┌─ Supplied information

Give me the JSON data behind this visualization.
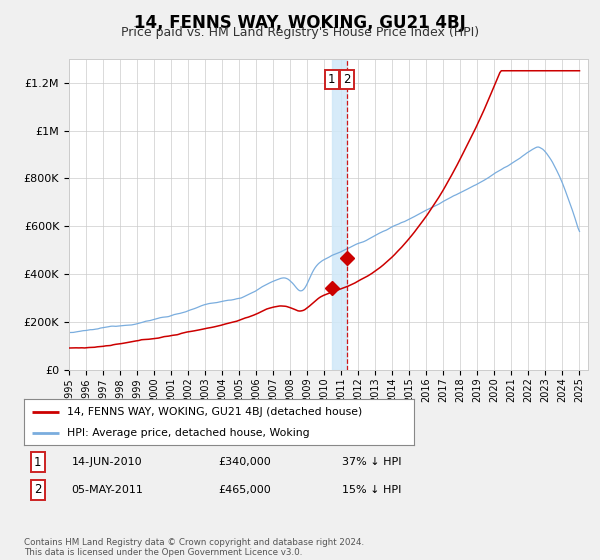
{
  "title": "14, FENNS WAY, WOKING, GU21 4BJ",
  "subtitle": "Price paid vs. HM Land Registry's House Price Index (HPI)",
  "ylabel_ticks": [
    "£0",
    "£200K",
    "£400K",
    "£600K",
    "£800K",
    "£1M",
    "£1.2M"
  ],
  "ytick_vals": [
    0,
    200000,
    400000,
    600000,
    800000,
    1000000,
    1200000
  ],
  "ylim": [
    0,
    1300000
  ],
  "hpi_color": "#7aadde",
  "price_color": "#cc0000",
  "purchase1_date": 2010.45,
  "purchase1_price": 340000,
  "purchase2_date": 2011.34,
  "purchase2_price": 465000,
  "legend_entry1": "14, FENNS WAY, WOKING, GU21 4BJ (detached house)",
  "legend_entry2": "HPI: Average price, detached house, Woking",
  "annotation1_date": "14-JUN-2010",
  "annotation1_price": "£340,000",
  "annotation1_pct": "37% ↓ HPI",
  "annotation2_date": "05-MAY-2011",
  "annotation2_price": "£465,000",
  "annotation2_pct": "15% ↓ HPI",
  "footer": "Contains HM Land Registry data © Crown copyright and database right 2024.\nThis data is licensed under the Open Government Licence v3.0.",
  "background_color": "#f0f0f0",
  "plot_bg_color": "#ffffff",
  "grid_color": "#cccccc",
  "title_fontsize": 12,
  "subtitle_fontsize": 9,
  "tick_fontsize": 8
}
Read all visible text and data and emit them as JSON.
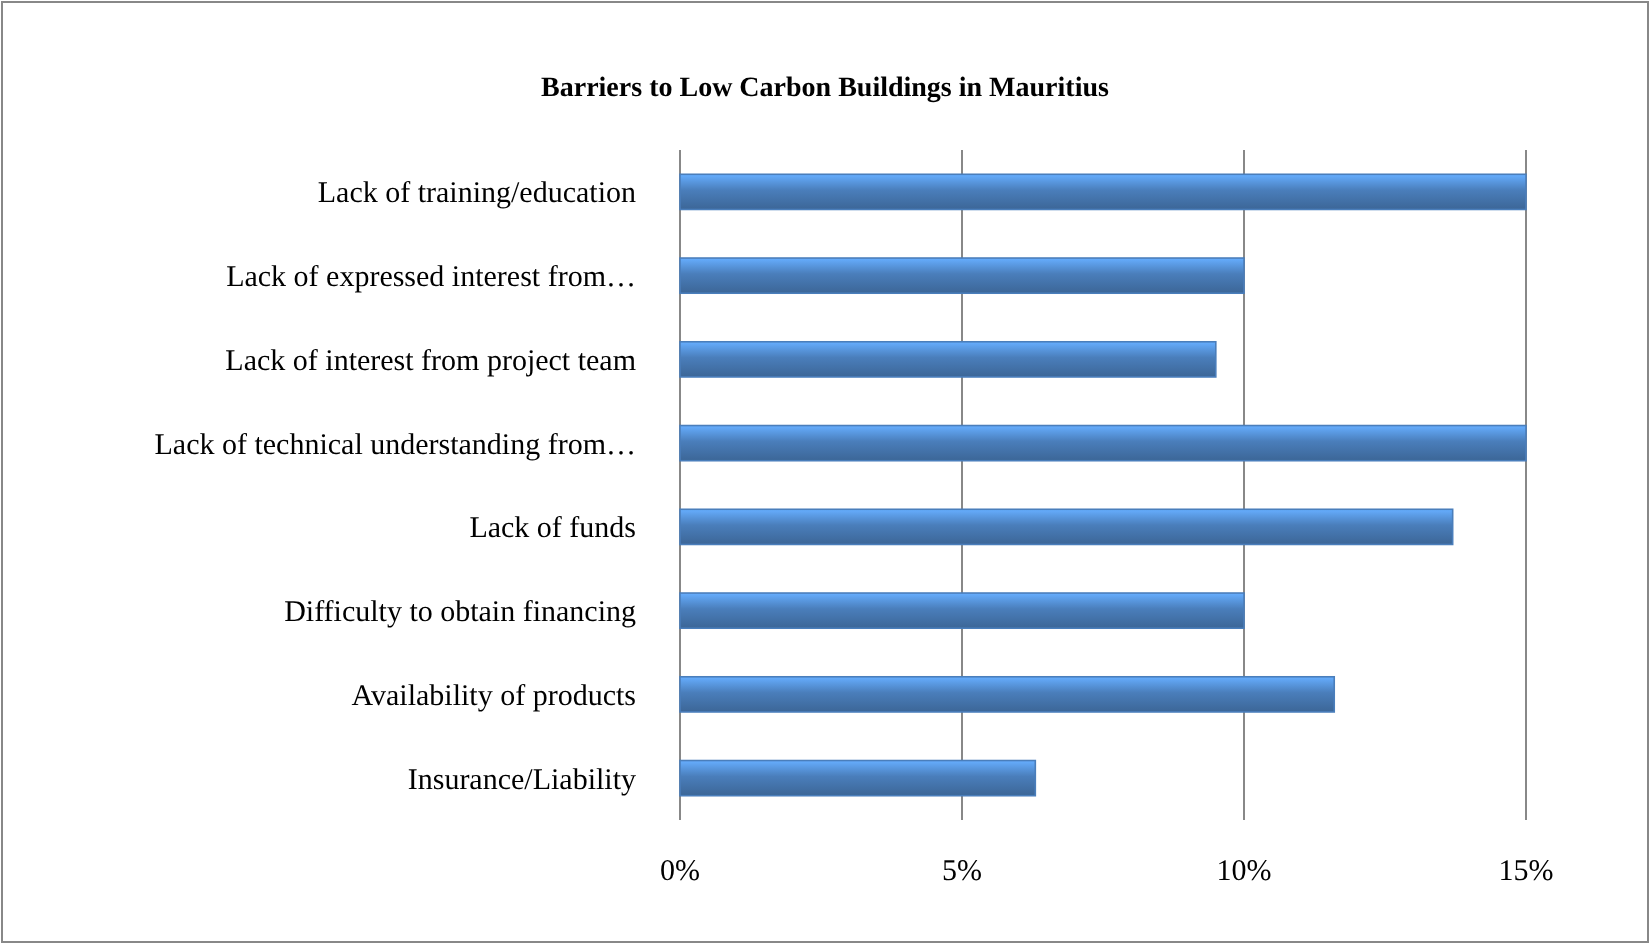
{
  "chart_data": {
    "type": "bar",
    "orientation": "horizontal",
    "title": "Barriers to Low Carbon Buildings in Mauritius",
    "categories": [
      "Lack of training/education",
      "Lack of expressed interest from…",
      "Lack of interest from project team",
      "Lack of technical understanding from…",
      "Lack of funds",
      "Difficulty to obtain financing",
      "Availability of products",
      "Insurance/Liability"
    ],
    "values": [
      15,
      10,
      9.5,
      15,
      13.7,
      10,
      11.6,
      6.3
    ],
    "color": "#4a7ebb",
    "xlim": [
      0,
      15
    ],
    "xticks": [
      {
        "value": 0,
        "label": "0%"
      },
      {
        "value": 5,
        "label": "5%"
      },
      {
        "value": 10,
        "label": "10%"
      },
      {
        "value": 15,
        "label": "15%"
      }
    ],
    "grid": "x"
  }
}
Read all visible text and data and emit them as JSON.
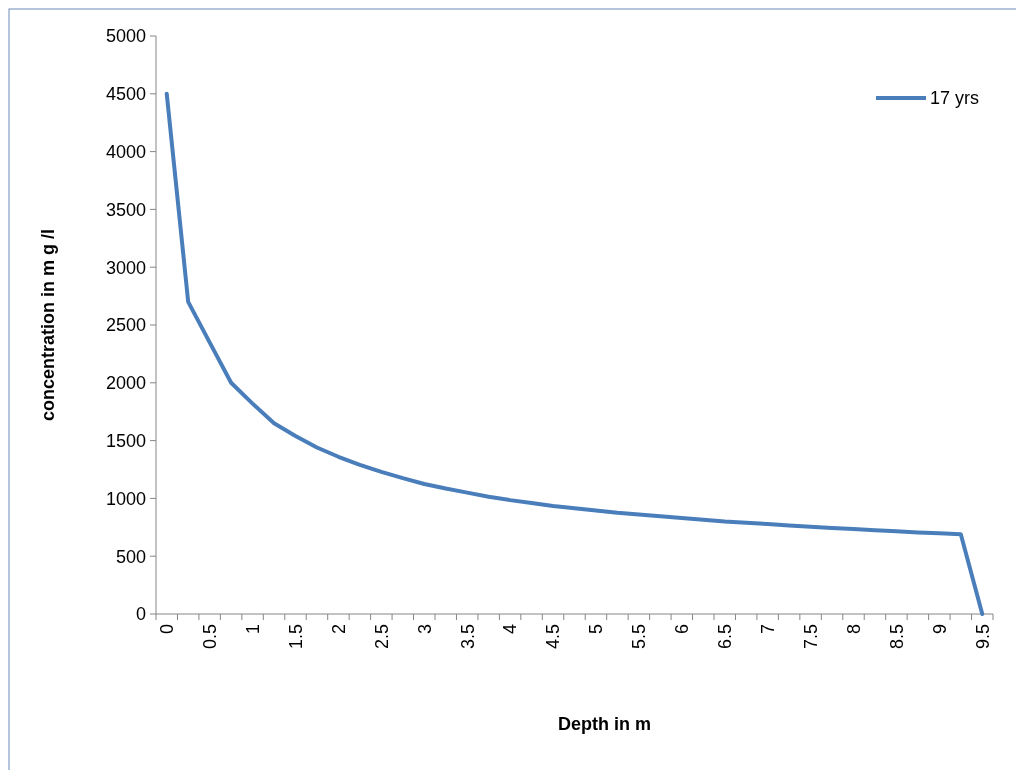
{
  "chart_data": {
    "type": "line",
    "xlabel": "Depth in m",
    "ylabel": "concentration in m g /l",
    "categories": [
      "0",
      null,
      "0.5",
      null,
      "1",
      null,
      "1.5",
      null,
      "2",
      null,
      "2.5",
      null,
      "3",
      null,
      "3.5",
      null,
      "4",
      null,
      "4.5",
      null,
      "5",
      null,
      "5.5",
      null,
      "6",
      null,
      "6.5",
      null,
      "7",
      null,
      "7.5",
      null,
      "8",
      null,
      "8.5",
      null,
      "9",
      null,
      "9.5"
    ],
    "series": [
      {
        "name": "17 yrs",
        "color": "#4a7ebb",
        "values": [
          4500,
          2700,
          2350,
          2000,
          1820,
          1650,
          1540,
          1440,
          1360,
          1290,
          1230,
          1175,
          1125,
          1085,
          1050,
          1015,
          985,
          960,
          935,
          915,
          895,
          875,
          860,
          845,
          830,
          815,
          800,
          790,
          778,
          765,
          755,
          745,
          735,
          725,
          715,
          705,
          698,
          690,
          0
        ]
      }
    ],
    "ylim": [
      0,
      5000
    ],
    "yticks": [
      0,
      500,
      1000,
      1500,
      2000,
      2500,
      3000,
      3500,
      4000,
      4500,
      5000
    ],
    "grid": false,
    "legend": "top right",
    "marker": "none",
    "line_style": "solid"
  }
}
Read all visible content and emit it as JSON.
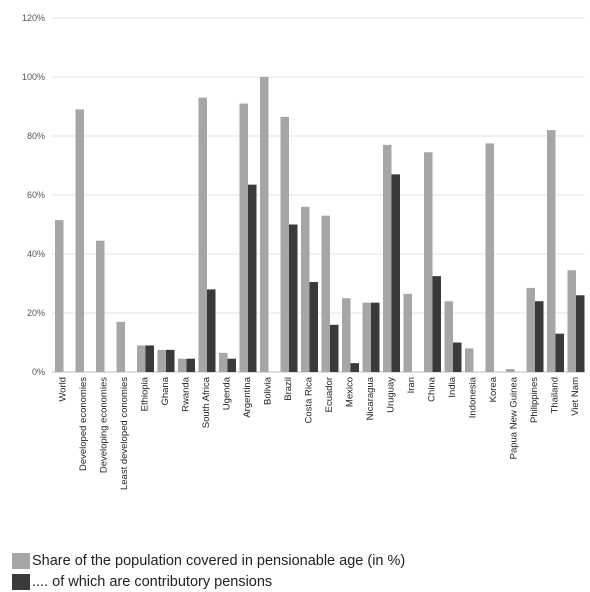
{
  "chart_data": {
    "type": "bar",
    "ylim": [
      0,
      120
    ],
    "yticks": [
      "0%",
      "20%",
      "40%",
      "60%",
      "80%",
      "100%",
      "120%"
    ],
    "categories": [
      "World",
      "Developed economies",
      "Developing economies",
      "Least developed conomies",
      "Ethiopia",
      "Ghana",
      "Rwanda",
      "South Africa",
      "Ugenda",
      "Argentina",
      "Bolivia",
      "Brazil",
      "Costa Rica",
      "Ecuador",
      "Mexico",
      "Nicaragua",
      "Uruguay",
      "Iran",
      "China",
      "India",
      "Indonesia",
      "Korea",
      "Papua New Guinea",
      "Philippines",
      "Thailand",
      "Viet Nam"
    ],
    "series": [
      {
        "name": "Share of the population covered in pensionable age (in %)",
        "color": "#a6a6a6",
        "values": [
          51.5,
          89,
          44.5,
          17,
          9,
          7.5,
          4.5,
          93,
          6.5,
          91,
          100,
          86.5,
          56,
          53,
          25,
          23.5,
          77,
          26.5,
          74.5,
          24,
          8,
          77.5,
          1,
          28.5,
          82,
          34.5
        ]
      },
      {
        "name": ".... of which are contributory pensions",
        "color": "#3a3a3a",
        "values": [
          null,
          null,
          null,
          null,
          9,
          7.5,
          4.5,
          28,
          4.5,
          63.5,
          null,
          50,
          30.5,
          16,
          3,
          23.5,
          67,
          null,
          32.5,
          10,
          null,
          null,
          null,
          24,
          13,
          26
        ]
      }
    ],
    "grid": true
  }
}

└─

[Set task]: All of the entries above should be duplicated exactly, except for the pictures.

[Response]:
Give me the JSON data behind this visualization.
{
  "title": "14, FENNS WAY, WOKING, GU21 4BJ",
  "subtitle": "Price paid vs. HM Land Registry's House Price Index (HPI)",
  "ylabel_ticks": [
    "£0",
    "£200K",
    "£400K",
    "£600K",
    "£800K",
    "£1M",
    "£1.2M"
  ],
  "ytick_vals": [
    0,
    200000,
    400000,
    600000,
    800000,
    1000000,
    1200000
  ],
  "ylim": [
    0,
    1300000
  ],
  "hpi_color": "#7aadde",
  "price_color": "#cc0000",
  "purchase1_date": 2010.45,
  "purchase1_price": 340000,
  "purchase2_date": 2011.34,
  "purchase2_price": 465000,
  "legend_entry1": "14, FENNS WAY, WOKING, GU21 4BJ (detached house)",
  "legend_entry2": "HPI: Average price, detached house, Woking",
  "annotation1_date": "14-JUN-2010",
  "annotation1_price": "£340,000",
  "annotation1_pct": "37% ↓ HPI",
  "annotation2_date": "05-MAY-2011",
  "annotation2_price": "£465,000",
  "annotation2_pct": "15% ↓ HPI",
  "footer": "Contains HM Land Registry data © Crown copyright and database right 2024.\nThis data is licensed under the Open Government Licence v3.0.",
  "background_color": "#f0f0f0",
  "plot_bg_color": "#ffffff",
  "grid_color": "#cccccc",
  "title_fontsize": 12,
  "subtitle_fontsize": 9,
  "tick_fontsize": 8
}
Read all visible text and data and emit them as JSON.
{
  "chart_data": {
    "type": "bar",
    "orientation": "horizontal",
    "title": "Barriers to Low Carbon Buildings in Mauritius",
    "categories": [
      "Lack of training/education",
      "Lack of expressed interest from…",
      "Lack of interest from project team",
      "Lack of technical understanding from…",
      "Lack of funds",
      "Difficulty to obtain financing",
      "Availability of products",
      "Insurance/Liability"
    ],
    "values": [
      15,
      10,
      9.5,
      15,
      13.7,
      10,
      11.6,
      6.3
    ],
    "color": "#4a7ebb",
    "xlim": [
      0,
      15
    ],
    "xticks": [
      {
        "value": 0,
        "label": "0%"
      },
      {
        "value": 5,
        "label": "5%"
      },
      {
        "value": 10,
        "label": "10%"
      },
      {
        "value": 15,
        "label": "15%"
      }
    ],
    "grid": "x"
  }
}
Read all visible text and data and emit them as JSON.
{
  "chart_data": {
    "type": "line",
    "xlabel": "Depth in m",
    "ylabel": "concentration in m g /l",
    "categories": [
      "0",
      null,
      "0.5",
      null,
      "1",
      null,
      "1.5",
      null,
      "2",
      null,
      "2.5",
      null,
      "3",
      null,
      "3.5",
      null,
      "4",
      null,
      "4.5",
      null,
      "5",
      null,
      "5.5",
      null,
      "6",
      null,
      "6.5",
      null,
      "7",
      null,
      "7.5",
      null,
      "8",
      null,
      "8.5",
      null,
      "9",
      null,
      "9.5"
    ],
    "series": [
      {
        "name": "17 yrs",
        "color": "#4a7ebb",
        "values": [
          4500,
          2700,
          2350,
          2000,
          1820,
          1650,
          1540,
          1440,
          1360,
          1290,
          1230,
          1175,
          1125,
          1085,
          1050,
          1015,
          985,
          960,
          935,
          915,
          895,
          875,
          860,
          845,
          830,
          815,
          800,
          790,
          778,
          765,
          755,
          745,
          735,
          725,
          715,
          705,
          698,
          690,
          0
        ]
      }
    ],
    "ylim": [
      0,
      5000
    ],
    "yticks": [
      0,
      500,
      1000,
      1500,
      2000,
      2500,
      3000,
      3500,
      4000,
      4500,
      5000
    ],
    "grid": false,
    "legend": "top right",
    "marker": "none",
    "line_style": "solid"
  }
}
Read all visible content and emit it as JSON.
{
  "chart_data": {
    "type": "bar",
    "ylim": [
      0,
      120
    ],
    "yticks": [
      "0%",
      "20%",
      "40%",
      "60%",
      "80%",
      "100%",
      "120%"
    ],
    "categories": [
      "World",
      "Developed economies",
      "Developing economies",
      "Least developed conomies",
      "Ethiopia",
      "Ghana",
      "Rwanda",
      "South Africa",
      "Ugenda",
      "Argentina",
      "Bolivia",
      "Brazil",
      "Costa Rica",
      "Ecuador",
      "Mexico",
      "Nicaragua",
      "Uruguay",
      "Iran",
      "China",
      "India",
      "Indonesia",
      "Korea",
      "Papua New Guinea",
      "Philippines",
      "Thailand",
      "Viet Nam"
    ],
    "series": [
      {
        "name": "Share of the population covered in pensionable age (in %)",
        "color": "#a6a6a6",
        "values": [
          51.5,
          89,
          44.5,
          17,
          9,
          7.5,
          4.5,
          93,
          6.5,
          91,
          100,
          86.5,
          56,
          53,
          25,
          23.5,
          77,
          26.5,
          74.5,
          24,
          8,
          77.5,
          1,
          28.5,
          82,
          34.5
        ]
      },
      {
        "name": ".... of which are contributory pensions",
        "color": "#3a3a3a",
        "values": [
          null,
          null,
          null,
          null,
          9,
          7.5,
          4.5,
          28,
          4.5,
          63.5,
          null,
          50,
          30.5,
          16,
          3,
          23.5,
          67,
          null,
          32.5,
          10,
          null,
          null,
          null,
          24,
          13,
          26
        ]
      }
    ],
    "grid": true
  }
}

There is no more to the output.